» **What is being asked**:
Print the records again, character for character.

» **Stored records**:
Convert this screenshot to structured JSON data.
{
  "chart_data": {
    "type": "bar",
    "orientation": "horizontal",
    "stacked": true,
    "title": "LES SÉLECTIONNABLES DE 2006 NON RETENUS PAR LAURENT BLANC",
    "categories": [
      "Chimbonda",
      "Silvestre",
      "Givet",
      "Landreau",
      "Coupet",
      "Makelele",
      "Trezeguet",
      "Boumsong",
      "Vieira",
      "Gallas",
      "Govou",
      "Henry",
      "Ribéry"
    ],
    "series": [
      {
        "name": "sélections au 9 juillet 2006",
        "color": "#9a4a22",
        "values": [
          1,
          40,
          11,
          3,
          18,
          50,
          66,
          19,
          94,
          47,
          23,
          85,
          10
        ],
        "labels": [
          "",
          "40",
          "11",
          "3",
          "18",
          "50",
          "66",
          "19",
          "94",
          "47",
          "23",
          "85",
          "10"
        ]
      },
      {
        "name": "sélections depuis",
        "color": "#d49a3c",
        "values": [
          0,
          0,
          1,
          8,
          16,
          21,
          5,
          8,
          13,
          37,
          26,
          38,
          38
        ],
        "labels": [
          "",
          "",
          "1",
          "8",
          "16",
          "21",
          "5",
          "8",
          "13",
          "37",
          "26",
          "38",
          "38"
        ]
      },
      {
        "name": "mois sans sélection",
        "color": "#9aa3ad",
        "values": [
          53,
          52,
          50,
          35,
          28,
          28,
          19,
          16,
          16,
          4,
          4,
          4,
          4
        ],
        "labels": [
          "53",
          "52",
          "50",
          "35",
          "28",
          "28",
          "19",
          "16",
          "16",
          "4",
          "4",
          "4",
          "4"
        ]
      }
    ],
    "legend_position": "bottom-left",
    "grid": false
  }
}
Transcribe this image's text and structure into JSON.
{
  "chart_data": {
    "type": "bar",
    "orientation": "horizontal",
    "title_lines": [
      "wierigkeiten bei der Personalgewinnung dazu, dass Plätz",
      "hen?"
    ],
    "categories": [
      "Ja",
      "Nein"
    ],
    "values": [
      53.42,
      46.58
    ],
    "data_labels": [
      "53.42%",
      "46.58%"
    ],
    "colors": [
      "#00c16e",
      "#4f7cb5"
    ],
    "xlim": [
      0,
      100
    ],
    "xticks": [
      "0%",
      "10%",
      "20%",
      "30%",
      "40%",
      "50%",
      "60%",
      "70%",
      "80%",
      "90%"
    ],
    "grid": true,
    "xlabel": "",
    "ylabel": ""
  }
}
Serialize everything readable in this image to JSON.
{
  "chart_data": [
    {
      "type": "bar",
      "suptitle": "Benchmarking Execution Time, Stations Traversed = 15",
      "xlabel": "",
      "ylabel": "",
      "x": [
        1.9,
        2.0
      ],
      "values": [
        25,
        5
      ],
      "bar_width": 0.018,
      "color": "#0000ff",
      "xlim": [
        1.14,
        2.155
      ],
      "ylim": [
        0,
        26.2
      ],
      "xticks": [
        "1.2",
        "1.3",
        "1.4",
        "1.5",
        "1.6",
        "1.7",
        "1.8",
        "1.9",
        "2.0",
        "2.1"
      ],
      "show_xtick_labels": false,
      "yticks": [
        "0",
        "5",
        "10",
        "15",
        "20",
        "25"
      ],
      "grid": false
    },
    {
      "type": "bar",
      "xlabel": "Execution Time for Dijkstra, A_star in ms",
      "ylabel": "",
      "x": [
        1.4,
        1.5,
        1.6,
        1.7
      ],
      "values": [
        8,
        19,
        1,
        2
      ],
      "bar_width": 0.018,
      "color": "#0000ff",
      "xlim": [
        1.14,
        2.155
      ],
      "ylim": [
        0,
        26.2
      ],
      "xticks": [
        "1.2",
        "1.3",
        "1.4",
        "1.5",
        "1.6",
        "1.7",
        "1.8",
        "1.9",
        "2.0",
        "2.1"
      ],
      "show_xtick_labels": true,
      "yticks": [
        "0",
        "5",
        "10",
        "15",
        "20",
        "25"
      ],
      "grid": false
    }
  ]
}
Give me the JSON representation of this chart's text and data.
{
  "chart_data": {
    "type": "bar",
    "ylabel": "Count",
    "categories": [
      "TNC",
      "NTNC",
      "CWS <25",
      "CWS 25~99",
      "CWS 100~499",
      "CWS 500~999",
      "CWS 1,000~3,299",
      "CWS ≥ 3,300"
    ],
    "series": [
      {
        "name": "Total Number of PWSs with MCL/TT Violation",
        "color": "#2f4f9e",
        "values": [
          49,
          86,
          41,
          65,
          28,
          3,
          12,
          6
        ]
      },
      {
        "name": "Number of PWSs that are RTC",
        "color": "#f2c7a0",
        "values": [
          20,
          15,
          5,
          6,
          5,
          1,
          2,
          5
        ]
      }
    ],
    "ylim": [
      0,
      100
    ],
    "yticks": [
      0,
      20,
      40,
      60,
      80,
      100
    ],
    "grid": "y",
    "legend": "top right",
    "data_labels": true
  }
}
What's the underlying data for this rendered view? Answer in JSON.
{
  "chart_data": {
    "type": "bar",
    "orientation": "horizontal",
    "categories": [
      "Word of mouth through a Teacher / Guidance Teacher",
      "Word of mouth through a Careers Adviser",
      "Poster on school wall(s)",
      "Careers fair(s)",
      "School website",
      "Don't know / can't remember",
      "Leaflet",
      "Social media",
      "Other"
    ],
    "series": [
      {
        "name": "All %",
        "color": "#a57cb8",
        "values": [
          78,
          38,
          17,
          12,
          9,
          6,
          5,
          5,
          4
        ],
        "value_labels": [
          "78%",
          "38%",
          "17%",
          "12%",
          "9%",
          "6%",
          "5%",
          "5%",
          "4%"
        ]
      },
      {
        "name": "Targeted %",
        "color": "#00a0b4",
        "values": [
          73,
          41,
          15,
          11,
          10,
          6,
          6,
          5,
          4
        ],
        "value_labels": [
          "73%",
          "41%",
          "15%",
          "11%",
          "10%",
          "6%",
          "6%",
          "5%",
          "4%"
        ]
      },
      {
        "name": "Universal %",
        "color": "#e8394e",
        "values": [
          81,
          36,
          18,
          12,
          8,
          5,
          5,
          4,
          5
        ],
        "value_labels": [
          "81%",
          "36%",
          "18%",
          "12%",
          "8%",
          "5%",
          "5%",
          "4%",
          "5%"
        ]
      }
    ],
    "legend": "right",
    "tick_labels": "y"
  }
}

» **Complete answer**:
Convert this screenshot to structured JSON data.
{
  "chart_data": {
    "type": "bar",
    "orientation": "horizontal",
    "stacked": true,
    "title": "LES SÉLECTIONNABLES DE 2006 NON RETENUS PAR LAURENT BLANC",
    "categories": [
      "Chimbonda",
      "Silvestre",
      "Givet",
      "Landreau",
      "Coupet",
      "Makelele",
      "Trezeguet",
      "Boumsong",
      "Vieira",
      "Gallas",
      "Govou",
      "Henry",
      "Ribéry"
    ],
    "series": [
      {
        "name": "sélections au 9 juillet 2006",
        "color": "#9a4a22",
        "values": [
          1,
          40,
          11,
          3,
          18,
          50,
          66,
          19,
          94,
          47,
          23,
          85,
          10
        ],
        "labels": [
          "",
          "40",
          "11",
          "3",
          "18",
          "50",
          "66",
          "19",
          "94",
          "47",
          "23",
          "85",
          "10"
        ]
      },
      {
        "name": "sélections depuis",
        "color": "#d49a3c",
        "values": [
          0,
          0,
          1,
          8,
          16,
          21,
          5,
          8,
          13,
          37,
          26,
          38,
          38
        ],
        "labels": [
          "",
          "",
          "1",
          "8",
          "16",
          "21",
          "5",
          "8",
          "13",
          "37",
          "26",
          "38",
          "38"
        ]
      },
      {
        "name": "mois sans sélection",
        "color": "#9aa3ad",
        "values": [
          53,
          52,
          50,
          35,
          28,
          28,
          19,
          16,
          16,
          4,
          4,
          4,
          4
        ],
        "labels": [
          "53",
          "52",
          "50",
          "35",
          "28",
          "28",
          "19",
          "16",
          "16",
          "4",
          "4",
          "4",
          "4"
        ]
      }
    ],
    "legend_position": "bottom-left",
    "grid": false
  }
}
Transcribe this image's text and structure into JSON.
{
  "chart_data": {
    "type": "bar",
    "orientation": "horizontal",
    "title_lines": [
      "wierigkeiten bei der Personalgewinnung dazu, dass Plätz",
      "hen?"
    ],
    "categories": [
      "Ja",
      "Nein"
    ],
    "values": [
      53.42,
      46.58
    ],
    "data_labels": [
      "53.42%",
      "46.58%"
    ],
    "colors": [
      "#00c16e",
      "#4f7cb5"
    ],
    "xlim": [
      0,
      100
    ],
    "xticks": [
      "0%",
      "10%",
      "20%",
      "30%",
      "40%",
      "50%",
      "60%",
      "70%",
      "80%",
      "90%"
    ],
    "grid": true,
    "xlabel": "",
    "ylabel": ""
  }
}
Serialize everything readable in this image to JSON.
{
  "chart_data": [
    {
      "type": "bar",
      "suptitle": "Benchmarking Execution Time, Stations Traversed = 15",
      "xlabel": "",
      "ylabel": "",
      "x": [
        1.9,
        2.0
      ],
      "values": [
        25,
        5
      ],
      "bar_width": 0.018,
      "color": "#0000ff",
      "xlim": [
        1.14,
        2.155
      ],
      "ylim": [
        0,
        26.2
      ],
      "xticks": [
        "1.2",
        "1.3",
        "1.4",
        "1.5",
        "1.6",
        "1.7",
        "1.8",
        "1.9",
        "2.0",
        "2.1"
      ],
      "show_xtick_labels": false,
      "yticks": [
        "0",
        "5",
        "10",
        "15",
        "20",
        "25"
      ],
      "grid": false
    },
    {
      "type": "bar",
      "xlabel": "Execution Time for Dijkstra, A_star in ms",
      "ylabel": "",
      "x": [
        1.4,
        1.5,
        1.6,
        1.7
      ],
      "values": [
        8,
        19,
        1,
        2
      ],
      "bar_width": 0.018,
      "color": "#0000ff",
      "xlim": [
        1.14,
        2.155
      ],
      "ylim": [
        0,
        26.2
      ],
      "xticks": [
        "1.2",
        "1.3",
        "1.4",
        "1.5",
        "1.6",
        "1.7",
        "1.8",
        "1.9",
        "2.0",
        "2.1"
      ],
      "show_xtick_labels": true,
      "yticks": [
        "0",
        "5",
        "10",
        "15",
        "20",
        "25"
      ],
      "grid": false
    }
  ]
}
Give me the JSON representation of this chart's text and data.
{
  "chart_data": {
    "type": "bar",
    "ylabel": "Count",
    "categories": [
      "TNC",
      "NTNC",
      "CWS <25",
      "CWS 25~99",
      "CWS 100~499",
      "CWS 500~999",
      "CWS 1,000~3,299",
      "CWS ≥ 3,300"
    ],
    "series": [
      {
        "name": "Total Number of PWSs with MCL/TT Violation",
        "color": "#2f4f9e",
        "values": [
          49,
          86,
          41,
          65,
          28,
          3,
          12,
          6
        ]
      },
      {
        "name": "Number of PWSs that are RTC",
        "color": "#f2c7a0",
        "values": [
          20,
          15,
          5,
          6,
          5,
          1,
          2,
          5
        ]
      }
    ],
    "ylim": [
      0,
      100
    ],
    "yticks": [
      0,
      20,
      40,
      60,
      80,
      100
    ],
    "grid": "y",
    "legend": "top right",
    "data_labels": true
  }
}
What's the underlying data for this rendered view? Answer in JSON.
{
  "chart_data": {
    "type": "bar",
    "orientation": "horizontal",
    "categories": [
      "Word of mouth through a Teacher / Guidance Teacher",
      "Word of mouth through a Careers Adviser",
      "Poster on school wall(s)",
      "Careers fair(s)",
      "School website",
      "Don't know / can't remember",
      "Leaflet",
      "Social media",
      "Other"
    ],
    "series": [
      {
        "name": "All %",
        "color": "#a57cb8",
        "values": [
          78,
          38,
          17,
          12,
          9,
          6,
          5,
          5,
          4
        ],
        "value_labels": [
          "78%",
          "38%",
          "17%",
          "12%",
          "9%",
          "6%",
          "5%",
          "5%",
          "4%"
        ]
      },
      {
        "name": "Targeted %",
        "color": "#00a0b4",
        "values": [
          73,
          41,
          15,
          11,
          10,
          6,
          6,
          5,
          4
        ],
        "value_labels": [
          "73%",
          "41%",
          "15%",
          "11%",
          "10%",
          "6%",
          "6%",
          "5%",
          "4%"
        ]
      },
      {
        "name": "Universal %",
        "color": "#e8394e",
        "values": [
          81,
          36,
          18,
          12,
          8,
          5,
          5,
          4,
          5
        ],
        "value_labels": [
          "81%",
          "36%",
          "18%",
          "12%",
          "8%",
          "5%",
          "5%",
          "4%",
          "5%"
        ]
      }
    ],
    "legend": "right",
    "tick_labels": "y"
  }
}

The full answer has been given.